## OBJECTIVE
Quote the data below in full, please, without altering anything.

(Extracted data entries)
────

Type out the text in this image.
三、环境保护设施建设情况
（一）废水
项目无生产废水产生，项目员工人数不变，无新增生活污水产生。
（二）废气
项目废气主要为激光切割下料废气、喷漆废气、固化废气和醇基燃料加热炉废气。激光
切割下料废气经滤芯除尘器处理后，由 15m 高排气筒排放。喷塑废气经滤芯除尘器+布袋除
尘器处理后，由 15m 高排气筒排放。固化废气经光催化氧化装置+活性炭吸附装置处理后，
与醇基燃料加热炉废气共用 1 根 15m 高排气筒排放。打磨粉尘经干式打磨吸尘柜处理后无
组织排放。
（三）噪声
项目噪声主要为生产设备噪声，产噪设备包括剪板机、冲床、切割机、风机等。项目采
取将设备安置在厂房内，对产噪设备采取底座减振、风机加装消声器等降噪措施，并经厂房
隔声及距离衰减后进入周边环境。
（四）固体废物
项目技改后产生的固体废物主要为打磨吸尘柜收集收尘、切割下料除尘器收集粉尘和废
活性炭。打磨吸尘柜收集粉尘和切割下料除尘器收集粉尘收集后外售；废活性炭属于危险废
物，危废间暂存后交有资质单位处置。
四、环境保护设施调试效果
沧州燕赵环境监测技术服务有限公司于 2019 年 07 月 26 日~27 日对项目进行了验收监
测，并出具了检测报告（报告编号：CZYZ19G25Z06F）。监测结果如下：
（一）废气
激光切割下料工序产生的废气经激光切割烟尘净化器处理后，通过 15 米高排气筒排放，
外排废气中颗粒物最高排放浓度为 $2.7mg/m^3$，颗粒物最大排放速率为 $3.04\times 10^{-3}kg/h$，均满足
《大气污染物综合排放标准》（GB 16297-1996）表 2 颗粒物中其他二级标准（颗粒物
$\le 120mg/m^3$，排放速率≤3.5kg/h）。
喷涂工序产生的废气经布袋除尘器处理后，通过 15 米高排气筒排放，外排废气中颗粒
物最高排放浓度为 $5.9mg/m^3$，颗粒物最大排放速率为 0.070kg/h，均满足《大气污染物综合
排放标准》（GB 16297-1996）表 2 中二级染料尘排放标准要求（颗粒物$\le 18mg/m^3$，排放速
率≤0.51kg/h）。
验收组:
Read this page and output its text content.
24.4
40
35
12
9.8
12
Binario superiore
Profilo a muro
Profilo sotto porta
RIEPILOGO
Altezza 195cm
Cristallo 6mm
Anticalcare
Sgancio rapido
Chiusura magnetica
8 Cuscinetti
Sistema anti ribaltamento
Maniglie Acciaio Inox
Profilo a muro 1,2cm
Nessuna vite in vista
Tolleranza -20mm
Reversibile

────

## CORRECT ANSWER
Type out the text in this image.
三、环境保护设施建设情况
（一）废水
项目无生产废水产生，项目员工人数不变，无新增生活污水产生。
（二）废气
项目废气主要为激光切割下料废气、喷漆废气、固化废气和醇基燃料加热炉废气。激光
切割下料废气经滤芯除尘器处理后，由 15m 高排气筒排放。喷塑废气经滤芯除尘器+布袋除
尘器处理后，由 15m 高排气筒排放。固化废气经光催化氧化装置+活性炭吸附装置处理后，
与醇基燃料加热炉废气共用 1 根 15m 高排气筒排放。打磨粉尘经干式打磨吸尘柜处理后无
组织排放。
（三）噪声
项目噪声主要为生产设备噪声，产噪设备包括剪板机、冲床、切割机、风机等。项目采
取将设备安置在厂房内，对产噪设备采取底座减振、风机加装消声器等降噪措施，并经厂房
隔声及距离衰减后进入周边环境。
（四）固体废物
项目技改后产生的固体废物主要为打磨吸尘柜收集收尘、切割下料除尘器收集粉尘和废
活性炭。打磨吸尘柜收集粉尘和切割下料除尘器收集粉尘收集后外售；废活性炭属于危险废
物，危废间暂存后交有资质单位处置。
四、环境保护设施调试效果
沧州燕赵环境监测技术服务有限公司于 2019 年 07 月 26 日~27 日对项目进行了验收监
测，并出具了检测报告（报告编号：CZYZ19G25Z06F）。监测结果如下：
（一）废气
激光切割下料工序产生的废气经激光切割烟尘净化器处理后，通过 15 米高排气筒排放，
外排废气中颗粒物最高排放浓度为 $2.7mg/m^3$，颗粒物最大排放速率为 $3.04\times 10^{-3}kg/h$，均满足
《大气污染物综合排放标准》（GB 16297-1996）表 2 颗粒物中其他二级标准（颗粒物
$\le 120mg/m^3$，排放速率≤3.5kg/h）。
喷涂工序产生的废气经布袋除尘器处理后，通过 15 米高排气筒排放，外排废气中颗粒
物最高排放浓度为 $5.9mg/m^3$，颗粒物最大排放速率为 0.070kg/h，均满足《大气污染物综合
排放标准》（GB 16297-1996）表 2 中二级染料尘排放标准要求（颗粒物$\le 18mg/m^3$，排放速
率≤0.51kg/h）。
验收组:
Read this page and output its text content.
24.4
40
35
12
9.8
12
Binario superiore
Profilo a muro
Profilo sotto porta
RIEPILOGO
Altezza 195cm
Cristallo 6mm
Anticalcare
Sgancio rapido
Chiusura magnetica
8 Cuscinetti
Sistema anti ribaltamento
Maniglie Acciaio Inox
Profilo a muro 1,2cm
Nessuna vite in vista
Tolleranza -20mm
Reversibile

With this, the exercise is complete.